TO DO: Starting from the line containing "Serialize everything readable", write out every remaining line exactly, the last one included.

INPUT:
________

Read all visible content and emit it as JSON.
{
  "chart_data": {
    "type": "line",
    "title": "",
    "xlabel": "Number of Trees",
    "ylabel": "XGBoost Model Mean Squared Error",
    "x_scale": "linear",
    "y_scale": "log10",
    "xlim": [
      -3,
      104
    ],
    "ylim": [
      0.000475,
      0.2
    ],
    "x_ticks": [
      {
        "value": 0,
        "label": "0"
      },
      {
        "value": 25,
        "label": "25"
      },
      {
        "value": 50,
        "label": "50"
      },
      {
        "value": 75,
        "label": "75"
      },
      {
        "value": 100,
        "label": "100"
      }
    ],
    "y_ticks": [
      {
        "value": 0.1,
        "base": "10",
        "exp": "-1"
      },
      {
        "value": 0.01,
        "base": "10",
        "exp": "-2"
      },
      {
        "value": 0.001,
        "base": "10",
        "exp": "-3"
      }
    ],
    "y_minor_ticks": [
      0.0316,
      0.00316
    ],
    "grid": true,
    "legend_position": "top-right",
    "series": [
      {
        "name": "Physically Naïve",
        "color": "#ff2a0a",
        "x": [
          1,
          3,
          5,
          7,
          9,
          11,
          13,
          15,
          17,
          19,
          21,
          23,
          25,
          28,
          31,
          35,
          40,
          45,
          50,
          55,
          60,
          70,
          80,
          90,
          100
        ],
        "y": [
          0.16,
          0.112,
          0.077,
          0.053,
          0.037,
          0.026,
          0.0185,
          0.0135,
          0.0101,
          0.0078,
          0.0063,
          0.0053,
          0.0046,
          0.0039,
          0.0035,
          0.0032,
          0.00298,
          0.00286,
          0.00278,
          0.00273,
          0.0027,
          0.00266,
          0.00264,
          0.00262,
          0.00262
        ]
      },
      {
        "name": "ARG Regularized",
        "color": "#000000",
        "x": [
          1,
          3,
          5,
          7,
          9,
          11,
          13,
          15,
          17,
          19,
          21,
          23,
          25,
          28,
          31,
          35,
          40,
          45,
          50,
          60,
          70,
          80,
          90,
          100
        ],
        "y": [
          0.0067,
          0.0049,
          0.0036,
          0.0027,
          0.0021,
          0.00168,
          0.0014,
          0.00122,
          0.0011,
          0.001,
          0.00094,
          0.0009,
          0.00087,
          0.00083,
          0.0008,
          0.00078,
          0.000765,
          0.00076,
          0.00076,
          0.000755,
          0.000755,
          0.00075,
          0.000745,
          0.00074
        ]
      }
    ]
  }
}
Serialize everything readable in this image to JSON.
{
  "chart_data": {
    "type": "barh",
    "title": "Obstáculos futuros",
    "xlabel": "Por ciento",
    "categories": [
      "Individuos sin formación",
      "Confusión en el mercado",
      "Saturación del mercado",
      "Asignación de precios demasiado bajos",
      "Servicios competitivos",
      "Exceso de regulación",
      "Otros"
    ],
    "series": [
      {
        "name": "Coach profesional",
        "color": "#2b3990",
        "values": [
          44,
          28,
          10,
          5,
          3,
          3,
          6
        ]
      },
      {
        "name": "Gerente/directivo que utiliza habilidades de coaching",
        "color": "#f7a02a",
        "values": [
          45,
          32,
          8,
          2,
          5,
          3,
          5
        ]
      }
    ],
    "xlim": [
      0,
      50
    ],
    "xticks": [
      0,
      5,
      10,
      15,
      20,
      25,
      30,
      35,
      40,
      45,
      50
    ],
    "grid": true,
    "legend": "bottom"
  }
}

________

WRITTEN SOLUTION:
Serialize everything readable in this image to JSON.
{
  "chart_data": {
    "type": "barh",
    "title": "Obstáculos futuros",
    "xlabel": "Por ciento",
    "categories": [
      "Individuos sin formación",
      "Confusión en el mercado",
      "Saturación del mercado",
      "Asignación de precios demasiado bajos",
      "Servicios competitivos",
      "Exceso de regulación",
      "Otros"
    ],
    "series": [
      {
        "name": "Coach profesional",
        "color": "#2b3990",
        "values": [
          44,
          28,
          10,
          5,
          3,
          3,
          6
        ]
      },
      {
        "name": "Gerente/directivo que utiliza habilidades de coaching",
        "color": "#f7a02a",
        "values": [
          45,
          32,
          8,
          2,
          5,
          3,
          5
        ]
      }
    ],
    "xlim": [
      0,
      50
    ],
    "xticks": [
      0,
      5,
      10,
      15,
      20,
      25,
      30,
      35,
      40,
      45,
      50
    ],
    "grid": true,
    "legend": "bottom"
  }
}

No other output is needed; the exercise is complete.